Start of Reading text
Tuesday, March 31, 2015

Reality: Serve My Event or Be Served.

So, I have been going to the same baker for five years.  He makes the most amazing cupcakes and cookies.  His cakes are to die for.  I sort of wish I never knew about his shop, because I would be a lot thinner.  It is that awesome.

I went in and asked him to make me a cake for our church's 100th year anniversary that was decorated with the words, "Preaching the Gospel of Jesus Christ for 100 Years!"

He said, "I really appreciate your business and thank you for your confidence in my baking.  I can't make that cake for you, though.  I really wouldn't feel comfortable celebrating that particular event due to my own beliefs.  I hope you can understand, but I would love to see you back next week for your weekly cupcake."

OK, so that didn't really happen.  Truth is, I don't know any bakers personally, although I wish I did.
I might be a lot happier with all the cupcakes...

I am just trying to make sense of a thought-process I don't understand -

The one that says, "Every person in the world has to accept and celebrate every single aspect of my life, and if they choose to be against something about my character or identity, their company still has to make cakes for my events celebrating that identity.  If they don't, I will sue them."
End of Reading text
Start of Dataset excerpts
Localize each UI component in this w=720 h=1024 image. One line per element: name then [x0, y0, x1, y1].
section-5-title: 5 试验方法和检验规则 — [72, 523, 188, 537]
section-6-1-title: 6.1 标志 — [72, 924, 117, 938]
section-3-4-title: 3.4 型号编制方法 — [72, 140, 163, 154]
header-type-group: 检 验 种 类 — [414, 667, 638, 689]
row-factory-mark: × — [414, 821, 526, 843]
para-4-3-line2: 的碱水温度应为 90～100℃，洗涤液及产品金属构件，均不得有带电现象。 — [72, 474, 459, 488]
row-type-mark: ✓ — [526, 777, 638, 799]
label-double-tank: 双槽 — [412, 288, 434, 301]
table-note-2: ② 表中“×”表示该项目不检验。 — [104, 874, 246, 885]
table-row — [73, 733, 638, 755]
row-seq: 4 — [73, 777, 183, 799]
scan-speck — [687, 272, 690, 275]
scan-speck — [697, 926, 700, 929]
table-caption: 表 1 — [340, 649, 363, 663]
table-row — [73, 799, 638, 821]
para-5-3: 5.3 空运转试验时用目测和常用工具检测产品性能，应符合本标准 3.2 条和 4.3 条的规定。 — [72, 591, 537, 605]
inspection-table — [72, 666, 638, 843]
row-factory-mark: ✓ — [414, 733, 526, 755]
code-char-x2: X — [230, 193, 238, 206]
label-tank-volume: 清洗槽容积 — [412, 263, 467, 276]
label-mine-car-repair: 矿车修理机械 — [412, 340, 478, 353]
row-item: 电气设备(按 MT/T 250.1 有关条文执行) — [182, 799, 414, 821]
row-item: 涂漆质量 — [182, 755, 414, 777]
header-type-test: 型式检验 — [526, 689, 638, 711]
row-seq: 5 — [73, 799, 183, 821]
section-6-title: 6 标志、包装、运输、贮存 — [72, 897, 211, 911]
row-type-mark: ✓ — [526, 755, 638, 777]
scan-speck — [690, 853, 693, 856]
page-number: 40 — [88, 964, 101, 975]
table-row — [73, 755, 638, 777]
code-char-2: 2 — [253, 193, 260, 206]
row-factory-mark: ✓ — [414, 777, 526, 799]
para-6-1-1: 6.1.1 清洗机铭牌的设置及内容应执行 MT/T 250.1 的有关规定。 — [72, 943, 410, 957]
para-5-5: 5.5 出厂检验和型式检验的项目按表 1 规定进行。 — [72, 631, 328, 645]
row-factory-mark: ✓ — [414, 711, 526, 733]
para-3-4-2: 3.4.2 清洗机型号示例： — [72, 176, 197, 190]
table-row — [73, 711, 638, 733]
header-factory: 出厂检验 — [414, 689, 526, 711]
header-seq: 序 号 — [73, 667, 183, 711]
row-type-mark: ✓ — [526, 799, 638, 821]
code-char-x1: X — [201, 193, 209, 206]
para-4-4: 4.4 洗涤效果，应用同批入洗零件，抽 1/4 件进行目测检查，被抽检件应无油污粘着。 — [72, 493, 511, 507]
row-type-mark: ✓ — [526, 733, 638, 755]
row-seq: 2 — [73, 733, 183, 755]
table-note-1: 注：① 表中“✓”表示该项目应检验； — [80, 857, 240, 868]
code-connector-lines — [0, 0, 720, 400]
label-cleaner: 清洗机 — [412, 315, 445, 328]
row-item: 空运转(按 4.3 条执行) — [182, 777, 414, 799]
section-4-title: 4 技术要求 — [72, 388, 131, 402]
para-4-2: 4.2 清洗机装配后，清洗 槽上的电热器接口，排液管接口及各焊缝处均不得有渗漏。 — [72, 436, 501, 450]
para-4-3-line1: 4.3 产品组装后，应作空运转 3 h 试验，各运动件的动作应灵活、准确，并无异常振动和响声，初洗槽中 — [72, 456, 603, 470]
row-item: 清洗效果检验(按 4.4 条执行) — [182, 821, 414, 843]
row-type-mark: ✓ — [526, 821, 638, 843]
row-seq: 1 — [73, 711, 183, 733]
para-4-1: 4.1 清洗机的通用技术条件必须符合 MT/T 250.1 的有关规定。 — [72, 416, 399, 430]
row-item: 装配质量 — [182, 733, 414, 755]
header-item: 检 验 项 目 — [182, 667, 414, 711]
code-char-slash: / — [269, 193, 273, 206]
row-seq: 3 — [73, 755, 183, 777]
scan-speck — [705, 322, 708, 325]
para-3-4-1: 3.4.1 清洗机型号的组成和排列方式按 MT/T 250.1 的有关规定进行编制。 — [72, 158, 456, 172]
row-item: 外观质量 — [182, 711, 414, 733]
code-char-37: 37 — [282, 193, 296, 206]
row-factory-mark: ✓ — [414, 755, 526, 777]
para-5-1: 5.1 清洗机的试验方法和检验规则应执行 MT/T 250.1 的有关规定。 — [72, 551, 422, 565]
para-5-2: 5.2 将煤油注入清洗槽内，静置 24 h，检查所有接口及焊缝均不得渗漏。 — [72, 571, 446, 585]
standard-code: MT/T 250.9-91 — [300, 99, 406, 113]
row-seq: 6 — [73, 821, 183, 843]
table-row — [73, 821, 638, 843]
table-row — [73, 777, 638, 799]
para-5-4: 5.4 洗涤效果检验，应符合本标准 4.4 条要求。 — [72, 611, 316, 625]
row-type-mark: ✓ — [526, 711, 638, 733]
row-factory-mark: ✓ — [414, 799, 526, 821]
End of Dataset excerpts
→ **Exercise**: Copy out the entire blog post about the baker and the church anniversary cake word for word, from the date line through the final sentence.

→ **Finished task**:
Tuesday, March 31, 2015

Reality: Serve My Event or Be Served.

So, I have been going to the same baker for five years.  He makes the most amazing cupcakes and cookies.  His cakes are to die for.  I sort of wish I never knew about his shop, because I would be a lot thinner.  It is that awesome.

I went in and asked him to make me a cake for our church's 100th year anniversary that was decorated with the words, "Preaching the Gospel of Jesus Christ for 100 Years!"

He said, "I really appreciate your business and thank you for your confidence in my baking.  I can't make that cake for you, though.  I really wouldn't feel comfortable celebrating that particular event due to my own beliefs.  I hope you can understand, but I would love to see you back next week for your weekly cupcake."

OK, so that didn't really happen.  Truth is, I don't know any bakers personally, although I wish I did.
I might be a lot happier with all the cupcakes...

I am just trying to make sense of a thought-process I don't understand -

The one that says, "Every person in the world has to accept and celebrate every single aspect of my life, and if they choose to be against something about my character or identity, their company still has to make cakes for my events celebrating that identity.  If they don't, I will sue them."